→ Problem details:
Transcribe each of the records below exactly, excluding all pictures.
— Begin Dataset extract —
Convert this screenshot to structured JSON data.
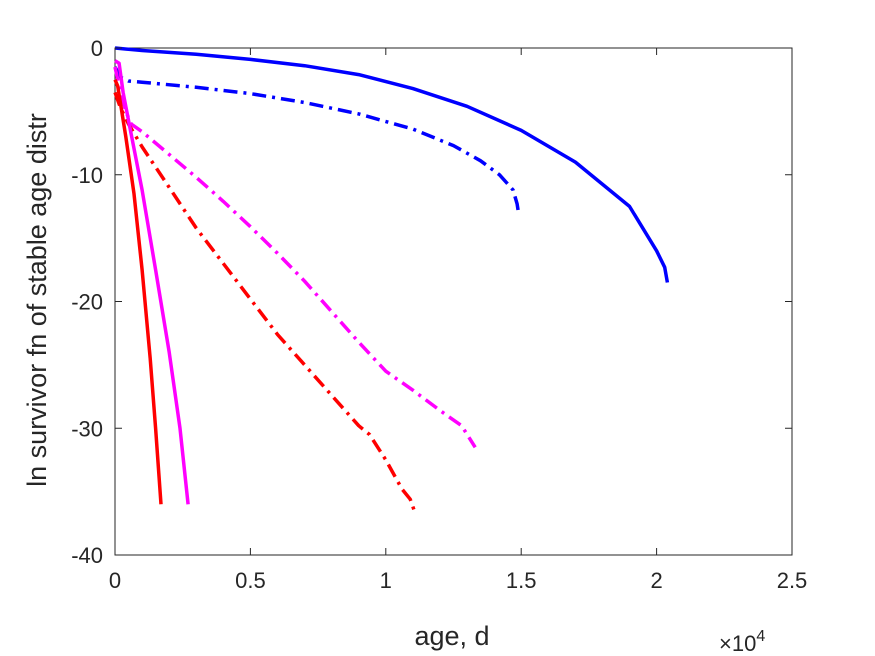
{
  "chart_data": {
    "type": "line",
    "xlabel": "age, d",
    "ylabel": "ln survivor fn of stable age distr",
    "x_exponent_label": "×10",
    "x_exponent_power": "4",
    "xlim": [
      0,
      25000
    ],
    "ylim": [
      -40,
      0
    ],
    "xticks": [
      0,
      5000,
      10000,
      15000,
      20000,
      25000
    ],
    "xtick_labels": [
      "0",
      "0.5",
      "1",
      "1.5",
      "2",
      "2.5"
    ],
    "yticks": [
      0,
      -10,
      -20,
      -30,
      -40
    ],
    "ytick_labels": [
      "0",
      "-10",
      "-20",
      "-30",
      "-40"
    ],
    "grid": false,
    "series": [
      {
        "color": "#0000ff",
        "style": "solid",
        "points": [
          [
            0,
            0
          ],
          [
            1000,
            -0.2
          ],
          [
            3000,
            -0.5
          ],
          [
            5000,
            -0.9
          ],
          [
            7000,
            -1.4
          ],
          [
            9000,
            -2.1
          ],
          [
            11000,
            -3.2
          ],
          [
            13000,
            -4.6
          ],
          [
            15000,
            -6.5
          ],
          [
            17000,
            -9.0
          ],
          [
            19000,
            -12.5
          ],
          [
            20000,
            -16.0
          ],
          [
            20300,
            -17.3
          ],
          [
            20400,
            -18.5
          ]
        ]
      },
      {
        "color": "#0000ff",
        "style": "dashdot",
        "points": [
          [
            0,
            -1.5
          ],
          [
            200,
            -2.3
          ],
          [
            500,
            -2.6
          ],
          [
            1000,
            -2.7
          ],
          [
            3000,
            -3.1
          ],
          [
            5000,
            -3.6
          ],
          [
            7000,
            -4.3
          ],
          [
            9000,
            -5.2
          ],
          [
            11000,
            -6.4
          ],
          [
            12500,
            -7.7
          ],
          [
            13500,
            -8.9
          ],
          [
            14200,
            -10.0
          ],
          [
            14700,
            -11.2
          ],
          [
            14850,
            -12.3
          ],
          [
            14900,
            -13.0
          ]
        ]
      },
      {
        "color": "#ff00ff",
        "style": "dashdot",
        "points": [
          [
            0,
            -1.5
          ],
          [
            150,
            -3.0
          ],
          [
            400,
            -5.0
          ],
          [
            600,
            -6.0
          ],
          [
            1000,
            -6.6
          ],
          [
            2000,
            -8.4
          ],
          [
            3000,
            -10.2
          ],
          [
            4000,
            -12.1
          ],
          [
            5000,
            -14.1
          ],
          [
            6000,
            -16.2
          ],
          [
            7000,
            -18.4
          ],
          [
            8000,
            -20.8
          ],
          [
            9000,
            -23.2
          ],
          [
            10000,
            -25.5
          ],
          [
            11000,
            -27.0
          ],
          [
            12000,
            -28.6
          ],
          [
            12800,
            -29.8
          ],
          [
            13300,
            -31.5
          ]
        ]
      },
      {
        "color": "#ff0000",
        "style": "dashdot",
        "points": [
          [
            0,
            -3.5
          ],
          [
            200,
            -4.7
          ],
          [
            500,
            -6.0
          ],
          [
            1000,
            -7.8
          ],
          [
            2000,
            -11.0
          ],
          [
            3000,
            -14.2
          ],
          [
            4000,
            -17.0
          ],
          [
            5000,
            -19.8
          ],
          [
            6000,
            -22.6
          ],
          [
            7000,
            -25.0
          ],
          [
            8000,
            -27.4
          ],
          [
            9000,
            -29.8
          ],
          [
            9400,
            -30.5
          ],
          [
            10000,
            -32.5
          ],
          [
            10600,
            -34.8
          ],
          [
            10900,
            -35.6
          ],
          [
            11100,
            -36.8
          ]
        ]
      },
      {
        "color": "#ff00ff",
        "style": "solid",
        "points": [
          [
            0,
            -1.0
          ],
          [
            150,
            -1.2
          ],
          [
            300,
            -3.5
          ],
          [
            600,
            -6.8
          ],
          [
            1000,
            -11.2
          ],
          [
            1500,
            -17.5
          ],
          [
            2000,
            -24.0
          ],
          [
            2400,
            -30.0
          ],
          [
            2700,
            -36.0
          ]
        ]
      },
      {
        "color": "#ff0000",
        "style": "solid",
        "points": [
          [
            0,
            -2.5
          ],
          [
            100,
            -3.0
          ],
          [
            400,
            -7.0
          ],
          [
            700,
            -11.5
          ],
          [
            1000,
            -17.5
          ],
          [
            1300,
            -24.5
          ],
          [
            1500,
            -30.0
          ],
          [
            1700,
            -36.0
          ]
        ]
      }
    ]
  }
}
— End Dataset extract —
→ The solution:
Convert this screenshot to structured JSON data.
{
  "chart_data": {
    "type": "line",
    "xlabel": "age, d",
    "ylabel": "ln survivor fn of stable age distr",
    "x_exponent_label": "×10",
    "x_exponent_power": "4",
    "xlim": [
      0,
      25000
    ],
    "ylim": [
      -40,
      0
    ],
    "xticks": [
      0,
      5000,
      10000,
      15000,
      20000,
      25000
    ],
    "xtick_labels": [
      "0",
      "0.5",
      "1",
      "1.5",
      "2",
      "2.5"
    ],
    "yticks": [
      0,
      -10,
      -20,
      -30,
      -40
    ],
    "ytick_labels": [
      "0",
      "-10",
      "-20",
      "-30",
      "-40"
    ],
    "grid": false,
    "series": [
      {
        "color": "#0000ff",
        "style": "solid",
        "points": [
          [
            0,
            0
          ],
          [
            1000,
            -0.2
          ],
          [
            3000,
            -0.5
          ],
          [
            5000,
            -0.9
          ],
          [
            7000,
            -1.4
          ],
          [
            9000,
            -2.1
          ],
          [
            11000,
            -3.2
          ],
          [
            13000,
            -4.6
          ],
          [
            15000,
            -6.5
          ],
          [
            17000,
            -9.0
          ],
          [
            19000,
            -12.5
          ],
          [
            20000,
            -16.0
          ],
          [
            20300,
            -17.3
          ],
          [
            20400,
            -18.5
          ]
        ]
      },
      {
        "color": "#0000ff",
        "style": "dashdot",
        "points": [
          [
            0,
            -1.5
          ],
          [
            200,
            -2.3
          ],
          [
            500,
            -2.6
          ],
          [
            1000,
            -2.7
          ],
          [
            3000,
            -3.1
          ],
          [
            5000,
            -3.6
          ],
          [
            7000,
            -4.3
          ],
          [
            9000,
            -5.2
          ],
          [
            11000,
            -6.4
          ],
          [
            12500,
            -7.7
          ],
          [
            13500,
            -8.9
          ],
          [
            14200,
            -10.0
          ],
          [
            14700,
            -11.2
          ],
          [
            14850,
            -12.3
          ],
          [
            14900,
            -13.0
          ]
        ]
      },
      {
        "color": "#ff00ff",
        "style": "dashdot",
        "points": [
          [
            0,
            -1.5
          ],
          [
            150,
            -3.0
          ],
          [
            400,
            -5.0
          ],
          [
            600,
            -6.0
          ],
          [
            1000,
            -6.6
          ],
          [
            2000,
            -8.4
          ],
          [
            3000,
            -10.2
          ],
          [
            4000,
            -12.1
          ],
          [
            5000,
            -14.1
          ],
          [
            6000,
            -16.2
          ],
          [
            7000,
            -18.4
          ],
          [
            8000,
            -20.8
          ],
          [
            9000,
            -23.2
          ],
          [
            10000,
            -25.5
          ],
          [
            11000,
            -27.0
          ],
          [
            12000,
            -28.6
          ],
          [
            12800,
            -29.8
          ],
          [
            13300,
            -31.5
          ]
        ]
      },
      {
        "color": "#ff0000",
        "style": "dashdot",
        "points": [
          [
            0,
            -3.5
          ],
          [
            200,
            -4.7
          ],
          [
            500,
            -6.0
          ],
          [
            1000,
            -7.8
          ],
          [
            2000,
            -11.0
          ],
          [
            3000,
            -14.2
          ],
          [
            4000,
            -17.0
          ],
          [
            5000,
            -19.8
          ],
          [
            6000,
            -22.6
          ],
          [
            7000,
            -25.0
          ],
          [
            8000,
            -27.4
          ],
          [
            9000,
            -29.8
          ],
          [
            9400,
            -30.5
          ],
          [
            10000,
            -32.5
          ],
          [
            10600,
            -34.8
          ],
          [
            10900,
            -35.6
          ],
          [
            11100,
            -36.8
          ]
        ]
      },
      {
        "color": "#ff00ff",
        "style": "solid",
        "points": [
          [
            0,
            -1.0
          ],
          [
            150,
            -1.2
          ],
          [
            300,
            -3.5
          ],
          [
            600,
            -6.8
          ],
          [
            1000,
            -11.2
          ],
          [
            1500,
            -17.5
          ],
          [
            2000,
            -24.0
          ],
          [
            2400,
            -30.0
          ],
          [
            2700,
            -36.0
          ]
        ]
      },
      {
        "color": "#ff0000",
        "style": "solid",
        "points": [
          [
            0,
            -2.5
          ],
          [
            100,
            -3.0
          ],
          [
            400,
            -7.0
          ],
          [
            700,
            -11.5
          ],
          [
            1000,
            -17.5
          ],
          [
            1300,
            -24.5
          ],
          [
            1500,
            -30.0
          ],
          [
            1700,
            -36.0
          ]
        ]
      }
    ]
  }
}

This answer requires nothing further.